» **What is required**
Below are the entries; state how many of their lines contain the string "screenshot", and nothing more.

» **Raw data**
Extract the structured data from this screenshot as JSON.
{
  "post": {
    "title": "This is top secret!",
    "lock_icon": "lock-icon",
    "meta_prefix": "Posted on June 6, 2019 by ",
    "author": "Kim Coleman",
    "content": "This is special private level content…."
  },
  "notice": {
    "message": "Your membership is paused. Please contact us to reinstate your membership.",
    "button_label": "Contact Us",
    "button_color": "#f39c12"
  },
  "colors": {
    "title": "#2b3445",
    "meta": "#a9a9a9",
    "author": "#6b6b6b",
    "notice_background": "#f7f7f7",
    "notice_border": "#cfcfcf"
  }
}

---

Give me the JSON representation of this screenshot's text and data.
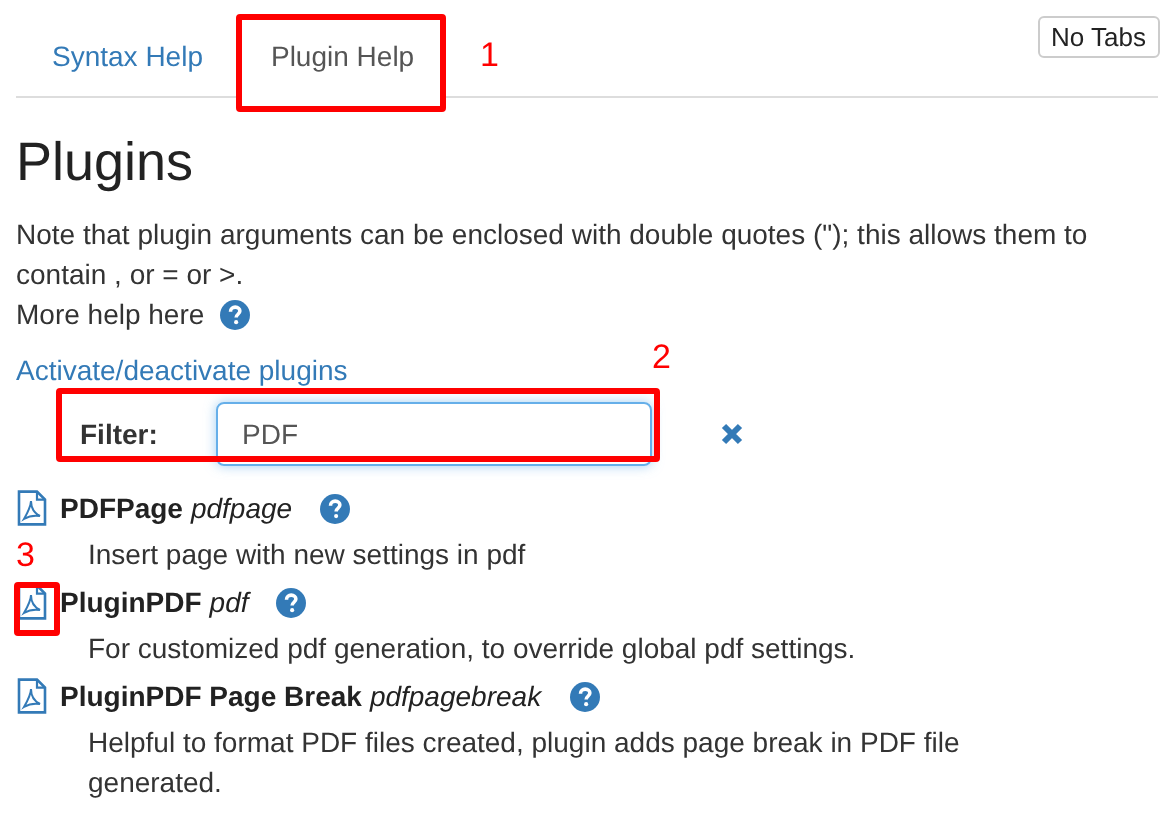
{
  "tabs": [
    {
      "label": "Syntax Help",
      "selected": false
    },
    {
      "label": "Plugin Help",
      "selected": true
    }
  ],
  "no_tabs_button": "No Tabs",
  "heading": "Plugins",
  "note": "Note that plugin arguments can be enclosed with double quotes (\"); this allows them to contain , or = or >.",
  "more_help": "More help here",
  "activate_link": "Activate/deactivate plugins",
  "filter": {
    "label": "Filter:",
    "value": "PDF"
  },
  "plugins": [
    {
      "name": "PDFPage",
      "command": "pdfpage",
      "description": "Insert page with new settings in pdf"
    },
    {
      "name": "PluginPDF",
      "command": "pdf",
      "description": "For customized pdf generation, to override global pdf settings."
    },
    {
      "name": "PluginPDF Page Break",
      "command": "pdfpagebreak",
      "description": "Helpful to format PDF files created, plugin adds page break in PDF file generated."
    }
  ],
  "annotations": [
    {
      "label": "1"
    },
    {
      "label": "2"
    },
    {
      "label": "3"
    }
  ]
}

» **Full answer**
2